[start]

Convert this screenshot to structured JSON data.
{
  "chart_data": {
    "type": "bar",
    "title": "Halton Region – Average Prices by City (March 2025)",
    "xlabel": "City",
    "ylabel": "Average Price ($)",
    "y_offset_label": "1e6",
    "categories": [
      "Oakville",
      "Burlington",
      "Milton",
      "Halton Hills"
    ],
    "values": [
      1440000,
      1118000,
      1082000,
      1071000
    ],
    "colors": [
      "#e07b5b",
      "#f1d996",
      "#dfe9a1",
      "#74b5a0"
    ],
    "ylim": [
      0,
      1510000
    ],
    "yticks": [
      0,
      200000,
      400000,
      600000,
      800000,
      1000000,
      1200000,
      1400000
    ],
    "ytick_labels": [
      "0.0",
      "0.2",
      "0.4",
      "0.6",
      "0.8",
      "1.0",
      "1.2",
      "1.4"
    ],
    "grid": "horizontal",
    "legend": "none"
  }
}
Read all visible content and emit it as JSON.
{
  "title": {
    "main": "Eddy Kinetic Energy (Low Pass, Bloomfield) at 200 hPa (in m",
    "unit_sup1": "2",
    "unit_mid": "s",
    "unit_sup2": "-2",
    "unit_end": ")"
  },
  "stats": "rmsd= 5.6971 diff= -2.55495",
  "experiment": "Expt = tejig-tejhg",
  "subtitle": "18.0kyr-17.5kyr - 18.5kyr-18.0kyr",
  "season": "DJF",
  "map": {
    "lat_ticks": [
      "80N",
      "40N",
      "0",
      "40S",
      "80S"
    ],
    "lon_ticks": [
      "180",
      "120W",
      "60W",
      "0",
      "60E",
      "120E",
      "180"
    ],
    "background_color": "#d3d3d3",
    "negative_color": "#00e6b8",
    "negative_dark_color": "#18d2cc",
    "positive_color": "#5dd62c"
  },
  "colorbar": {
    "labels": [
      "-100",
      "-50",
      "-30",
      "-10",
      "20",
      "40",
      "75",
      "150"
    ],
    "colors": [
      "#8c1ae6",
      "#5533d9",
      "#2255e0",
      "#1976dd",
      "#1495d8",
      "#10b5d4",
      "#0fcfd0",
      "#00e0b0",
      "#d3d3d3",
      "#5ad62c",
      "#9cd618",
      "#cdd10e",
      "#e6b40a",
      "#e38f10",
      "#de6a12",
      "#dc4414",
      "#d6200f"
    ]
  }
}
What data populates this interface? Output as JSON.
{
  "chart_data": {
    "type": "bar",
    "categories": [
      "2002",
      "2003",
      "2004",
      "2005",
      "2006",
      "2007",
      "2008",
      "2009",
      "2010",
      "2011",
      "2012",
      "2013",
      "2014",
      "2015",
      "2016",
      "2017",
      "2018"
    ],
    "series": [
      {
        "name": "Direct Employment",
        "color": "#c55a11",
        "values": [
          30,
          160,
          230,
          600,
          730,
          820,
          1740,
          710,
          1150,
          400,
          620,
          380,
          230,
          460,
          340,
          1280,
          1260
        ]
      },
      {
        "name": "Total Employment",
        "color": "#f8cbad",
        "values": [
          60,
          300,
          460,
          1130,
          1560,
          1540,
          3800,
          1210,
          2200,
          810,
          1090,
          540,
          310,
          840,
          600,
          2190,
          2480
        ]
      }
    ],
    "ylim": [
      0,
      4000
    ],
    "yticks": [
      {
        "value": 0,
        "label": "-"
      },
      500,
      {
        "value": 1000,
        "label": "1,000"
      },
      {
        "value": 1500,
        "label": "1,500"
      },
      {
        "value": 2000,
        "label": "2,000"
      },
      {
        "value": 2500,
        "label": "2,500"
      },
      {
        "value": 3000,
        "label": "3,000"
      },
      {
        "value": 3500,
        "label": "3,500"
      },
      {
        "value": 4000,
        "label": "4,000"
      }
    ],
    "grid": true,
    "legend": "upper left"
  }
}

[end]

▶ [Directions for this task]: Go through the listing above and locate each line that holds the word "Halton". Copy those lines.

▶ [Response to this task]:
    "title": "Halton Region – Average Prices by City (March 2025)",
      "Halton Hills"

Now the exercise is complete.